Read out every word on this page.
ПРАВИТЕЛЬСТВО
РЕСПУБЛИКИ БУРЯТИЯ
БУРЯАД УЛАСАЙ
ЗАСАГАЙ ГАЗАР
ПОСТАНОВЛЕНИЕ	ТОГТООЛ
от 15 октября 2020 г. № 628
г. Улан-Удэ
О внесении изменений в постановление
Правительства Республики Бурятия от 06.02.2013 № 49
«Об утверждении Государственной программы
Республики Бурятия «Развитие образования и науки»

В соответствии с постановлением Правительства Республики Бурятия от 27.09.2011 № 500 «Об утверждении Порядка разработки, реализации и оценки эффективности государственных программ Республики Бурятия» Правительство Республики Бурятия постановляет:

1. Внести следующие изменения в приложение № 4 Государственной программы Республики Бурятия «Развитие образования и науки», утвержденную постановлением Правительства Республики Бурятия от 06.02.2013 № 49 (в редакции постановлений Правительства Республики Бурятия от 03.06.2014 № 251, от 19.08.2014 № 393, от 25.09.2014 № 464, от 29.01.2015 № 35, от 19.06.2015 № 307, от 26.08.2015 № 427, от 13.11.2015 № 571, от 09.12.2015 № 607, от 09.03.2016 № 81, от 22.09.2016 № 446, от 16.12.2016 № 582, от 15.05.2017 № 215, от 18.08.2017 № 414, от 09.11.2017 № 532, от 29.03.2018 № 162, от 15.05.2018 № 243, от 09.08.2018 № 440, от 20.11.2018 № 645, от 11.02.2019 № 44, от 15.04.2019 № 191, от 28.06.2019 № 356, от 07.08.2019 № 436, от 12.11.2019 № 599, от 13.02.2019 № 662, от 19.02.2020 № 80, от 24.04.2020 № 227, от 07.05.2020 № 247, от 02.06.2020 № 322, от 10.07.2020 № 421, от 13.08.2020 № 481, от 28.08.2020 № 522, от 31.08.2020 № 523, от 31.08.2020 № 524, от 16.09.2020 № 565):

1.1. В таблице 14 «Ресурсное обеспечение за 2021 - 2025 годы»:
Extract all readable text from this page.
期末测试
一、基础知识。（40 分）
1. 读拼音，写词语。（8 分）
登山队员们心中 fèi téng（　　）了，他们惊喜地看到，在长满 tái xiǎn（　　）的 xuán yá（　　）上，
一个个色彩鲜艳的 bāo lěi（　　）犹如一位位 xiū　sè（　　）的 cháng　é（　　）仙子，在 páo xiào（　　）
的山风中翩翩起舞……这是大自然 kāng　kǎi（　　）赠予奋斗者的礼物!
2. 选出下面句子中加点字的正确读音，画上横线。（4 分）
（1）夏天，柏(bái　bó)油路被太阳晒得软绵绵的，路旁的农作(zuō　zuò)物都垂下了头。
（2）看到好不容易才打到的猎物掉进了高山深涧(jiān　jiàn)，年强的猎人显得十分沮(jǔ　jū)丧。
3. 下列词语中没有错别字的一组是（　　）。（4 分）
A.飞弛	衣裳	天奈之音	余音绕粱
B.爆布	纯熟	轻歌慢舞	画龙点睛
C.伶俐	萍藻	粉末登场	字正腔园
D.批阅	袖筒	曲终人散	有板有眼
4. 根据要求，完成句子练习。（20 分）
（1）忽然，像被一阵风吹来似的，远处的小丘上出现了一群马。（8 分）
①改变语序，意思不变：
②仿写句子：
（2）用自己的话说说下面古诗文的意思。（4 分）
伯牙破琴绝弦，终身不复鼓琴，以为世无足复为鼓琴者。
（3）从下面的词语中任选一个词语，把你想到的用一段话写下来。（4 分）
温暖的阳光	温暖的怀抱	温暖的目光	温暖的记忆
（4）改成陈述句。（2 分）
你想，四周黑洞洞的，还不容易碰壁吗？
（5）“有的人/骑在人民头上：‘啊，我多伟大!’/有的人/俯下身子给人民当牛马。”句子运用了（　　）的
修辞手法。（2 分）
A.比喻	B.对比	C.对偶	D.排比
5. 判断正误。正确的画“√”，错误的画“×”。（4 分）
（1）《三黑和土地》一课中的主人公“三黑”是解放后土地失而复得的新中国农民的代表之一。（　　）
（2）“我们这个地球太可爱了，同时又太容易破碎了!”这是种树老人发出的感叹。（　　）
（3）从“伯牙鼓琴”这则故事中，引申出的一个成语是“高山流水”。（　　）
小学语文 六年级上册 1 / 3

☆ ☆ ☆ ☆ ☆ ☆ ☆

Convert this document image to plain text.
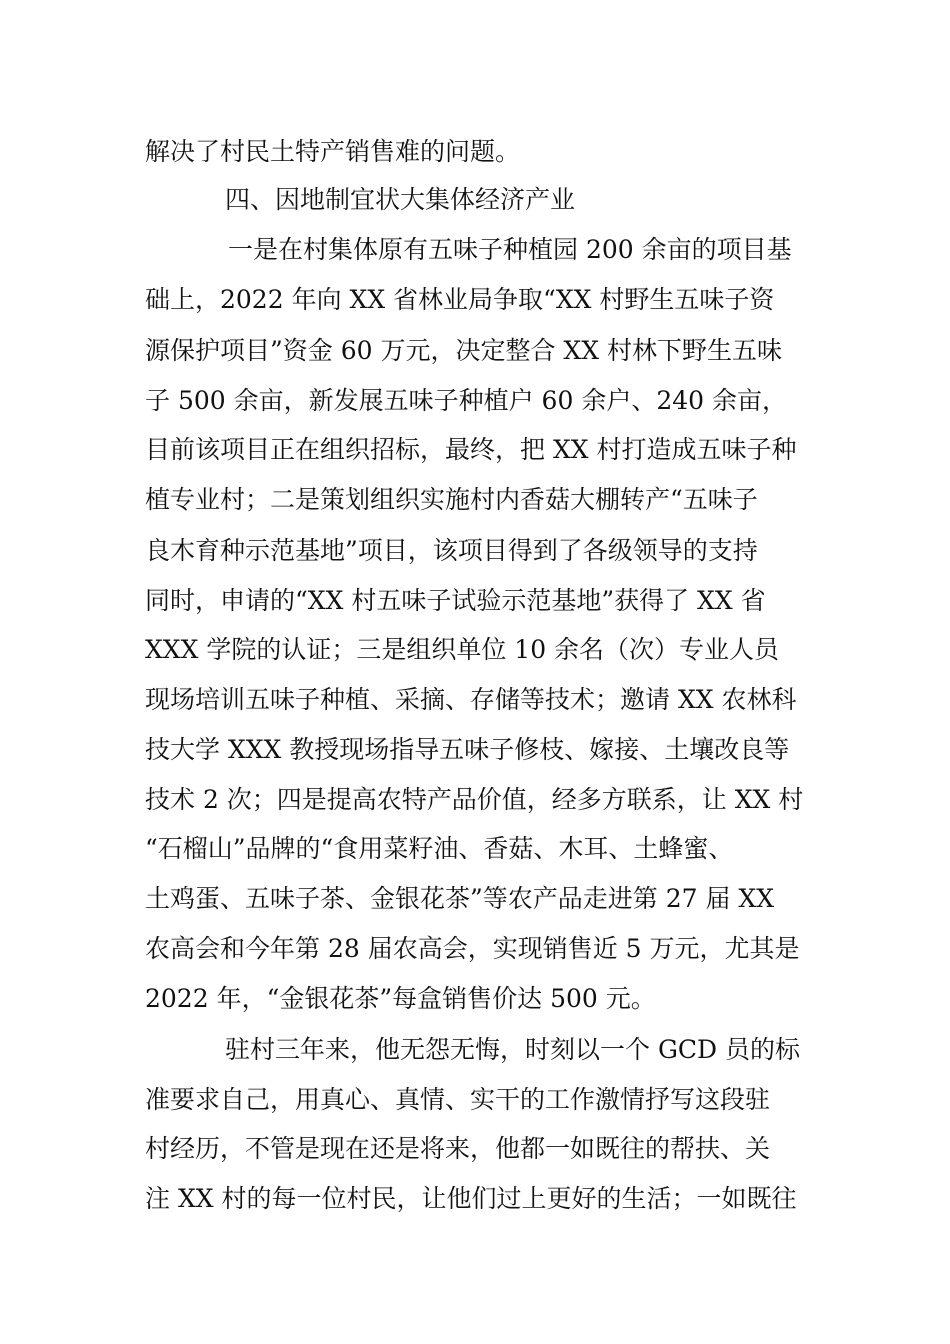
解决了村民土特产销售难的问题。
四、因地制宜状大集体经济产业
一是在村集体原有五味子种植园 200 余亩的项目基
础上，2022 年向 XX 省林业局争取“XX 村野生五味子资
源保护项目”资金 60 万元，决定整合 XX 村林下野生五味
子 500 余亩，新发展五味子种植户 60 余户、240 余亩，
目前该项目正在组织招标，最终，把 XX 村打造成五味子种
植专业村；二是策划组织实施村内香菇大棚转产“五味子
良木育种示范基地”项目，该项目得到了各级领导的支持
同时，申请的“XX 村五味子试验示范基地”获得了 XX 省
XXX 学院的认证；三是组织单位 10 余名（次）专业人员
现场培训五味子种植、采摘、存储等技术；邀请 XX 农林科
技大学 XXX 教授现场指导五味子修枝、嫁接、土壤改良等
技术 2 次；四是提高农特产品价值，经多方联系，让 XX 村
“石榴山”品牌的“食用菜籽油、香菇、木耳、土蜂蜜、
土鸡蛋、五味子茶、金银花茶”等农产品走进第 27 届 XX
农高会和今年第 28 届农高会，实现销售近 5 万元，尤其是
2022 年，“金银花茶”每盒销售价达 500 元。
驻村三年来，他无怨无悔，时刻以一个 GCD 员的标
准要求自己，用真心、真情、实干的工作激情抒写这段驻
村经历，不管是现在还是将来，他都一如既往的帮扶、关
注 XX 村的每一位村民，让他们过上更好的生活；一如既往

☆ ☆ ☆ ☆ ☆ ☆ ☆

Task prompt:
From the records above, copy every line that holds the word "утверждении".

Result:
«Об утверждении Государственной программы
В соответствии с постановлением Правительства Республики Бурятия от 27.09.2011 № 500 «Об утверждении Порядка разработки, реализации и оценки эффективности государственных программ Республики Бурятия» Правительство Республики Бурятия постановляет:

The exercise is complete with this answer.